#### [MATERIAL FOR THE TASK]

--------------------

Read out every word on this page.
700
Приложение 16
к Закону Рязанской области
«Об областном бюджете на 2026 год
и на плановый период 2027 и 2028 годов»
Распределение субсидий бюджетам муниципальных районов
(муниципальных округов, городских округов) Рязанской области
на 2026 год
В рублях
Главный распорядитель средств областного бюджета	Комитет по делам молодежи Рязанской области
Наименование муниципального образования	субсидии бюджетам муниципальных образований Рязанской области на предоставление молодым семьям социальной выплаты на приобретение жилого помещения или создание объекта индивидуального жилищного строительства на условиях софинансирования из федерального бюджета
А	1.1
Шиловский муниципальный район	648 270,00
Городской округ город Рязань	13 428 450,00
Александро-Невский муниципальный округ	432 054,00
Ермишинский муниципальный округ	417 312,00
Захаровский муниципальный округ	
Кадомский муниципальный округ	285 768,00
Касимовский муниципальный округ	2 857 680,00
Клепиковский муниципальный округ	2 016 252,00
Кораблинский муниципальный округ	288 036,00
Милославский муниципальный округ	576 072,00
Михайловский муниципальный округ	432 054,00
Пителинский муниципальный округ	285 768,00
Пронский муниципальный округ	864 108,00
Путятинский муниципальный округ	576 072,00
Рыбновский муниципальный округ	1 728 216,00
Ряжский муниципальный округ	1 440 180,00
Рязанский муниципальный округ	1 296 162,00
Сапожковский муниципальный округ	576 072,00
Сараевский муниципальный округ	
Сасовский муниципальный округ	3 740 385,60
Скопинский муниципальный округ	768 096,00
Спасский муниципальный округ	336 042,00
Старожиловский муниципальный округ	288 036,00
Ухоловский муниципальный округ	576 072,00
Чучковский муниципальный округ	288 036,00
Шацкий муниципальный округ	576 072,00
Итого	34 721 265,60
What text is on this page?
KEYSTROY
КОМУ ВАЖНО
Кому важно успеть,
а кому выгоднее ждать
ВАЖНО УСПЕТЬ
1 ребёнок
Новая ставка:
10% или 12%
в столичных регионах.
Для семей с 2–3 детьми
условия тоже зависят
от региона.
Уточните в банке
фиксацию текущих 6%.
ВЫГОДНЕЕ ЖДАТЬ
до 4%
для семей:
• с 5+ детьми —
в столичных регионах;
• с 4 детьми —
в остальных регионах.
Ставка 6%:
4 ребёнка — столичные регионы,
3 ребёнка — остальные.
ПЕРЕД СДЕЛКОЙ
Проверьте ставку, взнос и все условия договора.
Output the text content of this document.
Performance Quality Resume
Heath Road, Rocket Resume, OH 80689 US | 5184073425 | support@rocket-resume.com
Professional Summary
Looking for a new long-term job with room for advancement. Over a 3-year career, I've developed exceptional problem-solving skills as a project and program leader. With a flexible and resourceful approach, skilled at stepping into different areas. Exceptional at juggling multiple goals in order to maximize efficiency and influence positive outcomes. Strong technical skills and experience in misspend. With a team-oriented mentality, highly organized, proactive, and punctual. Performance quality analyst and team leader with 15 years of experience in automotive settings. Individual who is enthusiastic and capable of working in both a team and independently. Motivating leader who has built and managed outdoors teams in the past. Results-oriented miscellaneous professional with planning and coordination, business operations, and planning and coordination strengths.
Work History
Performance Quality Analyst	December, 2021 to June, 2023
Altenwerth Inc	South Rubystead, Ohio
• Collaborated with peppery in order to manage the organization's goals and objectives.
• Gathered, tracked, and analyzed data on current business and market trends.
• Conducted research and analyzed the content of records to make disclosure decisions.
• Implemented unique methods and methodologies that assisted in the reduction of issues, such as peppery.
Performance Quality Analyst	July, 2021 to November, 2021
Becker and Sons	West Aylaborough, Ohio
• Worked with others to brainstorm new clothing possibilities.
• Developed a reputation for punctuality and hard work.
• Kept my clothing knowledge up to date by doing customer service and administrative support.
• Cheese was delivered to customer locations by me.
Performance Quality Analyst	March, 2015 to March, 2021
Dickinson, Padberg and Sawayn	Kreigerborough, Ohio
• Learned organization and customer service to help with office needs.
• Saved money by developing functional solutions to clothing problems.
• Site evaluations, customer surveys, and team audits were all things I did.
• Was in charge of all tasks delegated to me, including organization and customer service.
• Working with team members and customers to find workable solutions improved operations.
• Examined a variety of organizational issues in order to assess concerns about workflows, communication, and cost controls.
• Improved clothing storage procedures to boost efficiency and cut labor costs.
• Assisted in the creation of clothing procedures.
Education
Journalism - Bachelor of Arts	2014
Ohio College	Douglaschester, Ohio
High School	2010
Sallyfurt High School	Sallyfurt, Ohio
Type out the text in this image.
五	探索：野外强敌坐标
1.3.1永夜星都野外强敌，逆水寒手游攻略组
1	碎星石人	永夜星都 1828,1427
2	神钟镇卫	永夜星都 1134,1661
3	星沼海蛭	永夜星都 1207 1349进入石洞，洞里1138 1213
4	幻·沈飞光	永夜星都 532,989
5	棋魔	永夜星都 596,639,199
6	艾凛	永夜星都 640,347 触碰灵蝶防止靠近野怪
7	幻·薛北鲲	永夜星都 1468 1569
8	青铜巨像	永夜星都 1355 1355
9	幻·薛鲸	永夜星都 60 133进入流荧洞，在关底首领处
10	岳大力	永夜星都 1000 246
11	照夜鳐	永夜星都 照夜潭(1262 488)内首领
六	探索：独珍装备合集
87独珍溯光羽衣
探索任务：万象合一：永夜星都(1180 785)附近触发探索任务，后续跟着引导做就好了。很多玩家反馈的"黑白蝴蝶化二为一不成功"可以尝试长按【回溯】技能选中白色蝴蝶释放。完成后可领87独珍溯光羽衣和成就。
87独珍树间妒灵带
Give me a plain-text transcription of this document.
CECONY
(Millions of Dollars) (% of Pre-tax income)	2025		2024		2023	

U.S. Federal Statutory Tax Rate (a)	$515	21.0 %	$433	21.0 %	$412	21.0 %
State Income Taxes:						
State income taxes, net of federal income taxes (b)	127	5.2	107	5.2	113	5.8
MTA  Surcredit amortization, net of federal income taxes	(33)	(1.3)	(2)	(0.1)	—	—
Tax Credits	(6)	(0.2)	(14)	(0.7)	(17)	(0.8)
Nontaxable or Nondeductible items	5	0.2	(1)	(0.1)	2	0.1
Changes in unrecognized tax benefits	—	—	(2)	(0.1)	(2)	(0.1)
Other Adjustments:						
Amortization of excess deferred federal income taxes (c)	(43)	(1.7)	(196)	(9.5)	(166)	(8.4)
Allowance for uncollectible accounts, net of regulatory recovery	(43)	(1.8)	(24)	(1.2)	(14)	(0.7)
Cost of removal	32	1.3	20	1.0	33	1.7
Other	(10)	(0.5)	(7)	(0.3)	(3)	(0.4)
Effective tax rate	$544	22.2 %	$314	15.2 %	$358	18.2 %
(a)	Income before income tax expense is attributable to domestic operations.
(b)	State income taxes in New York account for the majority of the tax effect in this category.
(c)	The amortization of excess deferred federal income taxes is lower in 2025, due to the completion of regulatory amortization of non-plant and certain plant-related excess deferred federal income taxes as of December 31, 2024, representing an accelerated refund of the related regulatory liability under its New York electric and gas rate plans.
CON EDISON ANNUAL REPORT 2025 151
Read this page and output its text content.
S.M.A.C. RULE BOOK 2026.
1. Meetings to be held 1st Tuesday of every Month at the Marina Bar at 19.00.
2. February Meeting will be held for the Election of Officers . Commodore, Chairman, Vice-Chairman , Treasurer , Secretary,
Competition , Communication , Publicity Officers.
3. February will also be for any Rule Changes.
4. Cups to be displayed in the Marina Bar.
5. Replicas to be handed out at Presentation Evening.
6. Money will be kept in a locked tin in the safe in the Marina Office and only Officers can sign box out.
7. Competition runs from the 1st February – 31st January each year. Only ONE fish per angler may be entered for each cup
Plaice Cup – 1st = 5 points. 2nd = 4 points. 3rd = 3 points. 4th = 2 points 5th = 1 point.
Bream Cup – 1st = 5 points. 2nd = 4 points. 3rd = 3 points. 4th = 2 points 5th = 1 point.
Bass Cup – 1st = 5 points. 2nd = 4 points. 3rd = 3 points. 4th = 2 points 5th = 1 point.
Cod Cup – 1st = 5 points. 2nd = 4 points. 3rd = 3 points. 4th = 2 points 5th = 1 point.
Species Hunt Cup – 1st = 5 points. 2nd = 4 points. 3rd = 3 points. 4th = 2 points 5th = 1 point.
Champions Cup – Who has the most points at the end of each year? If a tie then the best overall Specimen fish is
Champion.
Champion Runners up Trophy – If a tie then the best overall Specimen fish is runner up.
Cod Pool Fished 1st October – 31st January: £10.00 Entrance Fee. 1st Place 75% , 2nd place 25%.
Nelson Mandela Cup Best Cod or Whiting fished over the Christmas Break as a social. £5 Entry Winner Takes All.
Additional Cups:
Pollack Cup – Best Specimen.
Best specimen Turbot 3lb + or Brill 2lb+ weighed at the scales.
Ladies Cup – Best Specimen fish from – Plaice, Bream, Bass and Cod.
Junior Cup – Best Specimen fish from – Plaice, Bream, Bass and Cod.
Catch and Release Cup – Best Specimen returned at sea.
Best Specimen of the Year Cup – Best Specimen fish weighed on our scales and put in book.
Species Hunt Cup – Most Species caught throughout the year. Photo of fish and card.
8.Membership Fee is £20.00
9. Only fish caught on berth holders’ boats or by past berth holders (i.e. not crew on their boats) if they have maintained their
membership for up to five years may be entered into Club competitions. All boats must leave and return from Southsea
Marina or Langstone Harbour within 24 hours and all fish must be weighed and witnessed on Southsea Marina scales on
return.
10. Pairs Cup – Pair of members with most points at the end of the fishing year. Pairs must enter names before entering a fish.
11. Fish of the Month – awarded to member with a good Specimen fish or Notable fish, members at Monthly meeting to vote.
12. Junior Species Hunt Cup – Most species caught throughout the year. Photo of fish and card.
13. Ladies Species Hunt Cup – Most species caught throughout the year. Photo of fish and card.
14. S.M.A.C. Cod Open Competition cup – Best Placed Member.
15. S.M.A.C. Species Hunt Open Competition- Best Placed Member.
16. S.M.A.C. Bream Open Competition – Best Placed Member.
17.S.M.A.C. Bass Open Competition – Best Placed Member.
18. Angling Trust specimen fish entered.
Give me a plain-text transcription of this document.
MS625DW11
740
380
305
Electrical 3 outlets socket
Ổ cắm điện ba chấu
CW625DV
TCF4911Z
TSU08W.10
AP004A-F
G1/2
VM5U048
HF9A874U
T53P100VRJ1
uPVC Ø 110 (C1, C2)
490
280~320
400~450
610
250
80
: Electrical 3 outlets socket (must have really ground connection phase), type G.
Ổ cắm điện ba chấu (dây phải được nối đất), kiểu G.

--------------------

#### [WRITTEN EXERCISE]
Going through the data above, count the lines where the string "Changes" appears, and answer with only that number.

#### [SOLUTION FOR THIS TASK]
2